### WHAT IS EXPECTED
Find "Enumerate this screenshot's" in the material, then return exactly the line containing it and all lines after it to the end, leaving out pictures.

══ GIVEN DATA

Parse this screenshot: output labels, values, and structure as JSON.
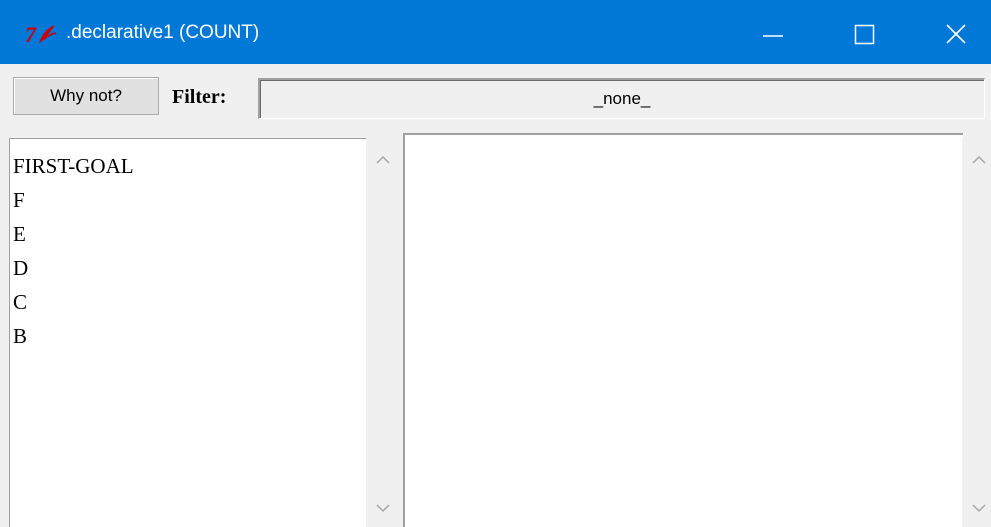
{
  "window": {
    "title": ".declarative1 (COUNT)",
    "app_icon": "tk-feather-icon",
    "accent_color": "#0078d7"
  },
  "toolbar": {
    "why_not_label": "Why not?",
    "filter_label": "Filter:",
    "filter_value": "_none_"
  },
  "goal_list": {
    "items": [
      "FIRST-GOAL",
      "F",
      "E",
      "D",
      "C",
      "B"
    ]
  },
  "icons": {
    "minimize": "minimize-icon",
    "maximize": "maximize-icon",
    "close": "close-icon",
    "scroll_up": "chevron-up-icon",
    "scroll_down": "chevron-down-icon"
  }
}
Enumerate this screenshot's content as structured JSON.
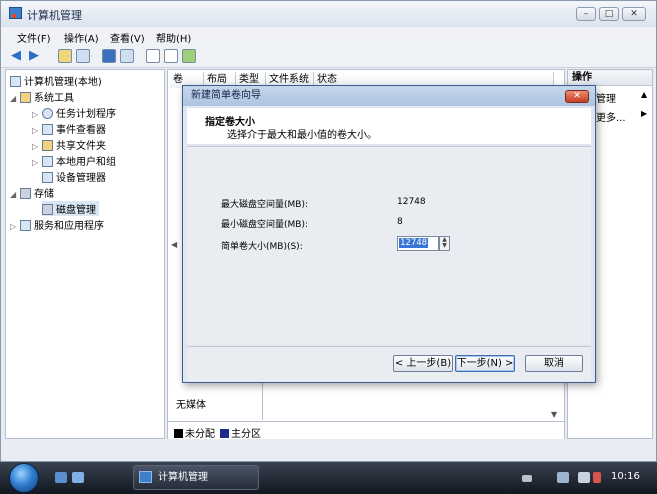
{
  "window": {
    "title": "计算机管理"
  },
  "menu": [
    "文件(F)",
    "操作(A)",
    "查看(V)",
    "帮助(H)"
  ],
  "tree": {
    "root": "计算机管理(本地)",
    "items": [
      "系统工具",
      "任务计划程序",
      "事件查看器",
      "共享文件夹",
      "本地用户和组",
      "设备管理器",
      "存储",
      "磁盘管理",
      "服务和应用程序"
    ]
  },
  "columns": [
    "卷",
    "布局",
    "类型",
    "文件系统",
    "状态"
  ],
  "actions": {
    "header": "操作",
    "items": [
      "管理",
      "更多..."
    ]
  },
  "lower_pane": {
    "no_media": "无媒体",
    "legend": [
      "未分配",
      "主分区"
    ]
  },
  "dialog": {
    "title": "新建简单卷向导",
    "heading": "指定卷大小",
    "subtitle": "选择介于最大和最小值的卷大小。",
    "fields": [
      {
        "label": "最大磁盘空间量(MB):",
        "value": "12748"
      },
      {
        "label": "最小磁盘空间量(MB):",
        "value": "8"
      },
      {
        "label": "简单卷大小(MB)(S):",
        "value": "12748"
      }
    ],
    "buttons": {
      "back": "< 上一步(B)",
      "next": "下一步(N) >",
      "cancel": "取消"
    }
  },
  "taskbar": {
    "app": "计算机管理",
    "time": "10:16"
  },
  "colors": {
    "unallocated": "#000000",
    "primary": "#1f2a8c",
    "dialog_border": "#3b5d91"
  }
}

════

### RESULT
Enumerate this screenshot's content as structured JSON.
{
  "window": {
    "title": "计算机管理"
  },
  "menu": [
    "文件(F)",
    "操作(A)",
    "查看(V)",
    "帮助(H)"
  ],
  "tree": {
    "root": "计算机管理(本地)",
    "items": [
      "系统工具",
      "任务计划程序",
      "事件查看器",
      "共享文件夹",
      "本地用户和组",
      "设备管理器",
      "存储",
      "磁盘管理",
      "服务和应用程序"
    ]
  },
  "columns": [
    "卷",
    "布局",
    "类型",
    "文件系统",
    "状态"
  ],
  "actions": {
    "header": "操作",
    "items": [
      "管理",
      "更多..."
    ]
  },
  "lower_pane": {
    "no_media": "无媒体",
    "legend": [
      "未分配",
      "主分区"
    ]
  },
  "dialog": {
    "title": "新建简单卷向导",
    "heading": "指定卷大小",
    "subtitle": "选择介于最大和最小值的卷大小。",
    "fields": [
      {
        "label": "最大磁盘空间量(MB):",
        "value": "12748"
      },
      {
        "label": "最小磁盘空间量(MB):",
        "value": "8"
      },
      {
        "label": "简单卷大小(MB)(S):",
        "value": "12748"
      }
    ],
    "buttons": {
      "back": "< 上一步(B)",
      "next": "下一步(N) >",
      "cancel": "取消"
    }
  },
  "taskbar": {
    "app": "计算机管理",
    "time": "10:16"
  },
  "colors": {
    "unallocated": "#000000",
    "primary": "#1f2a8c",
    "dialog_border": "#3b5d91"
  }
}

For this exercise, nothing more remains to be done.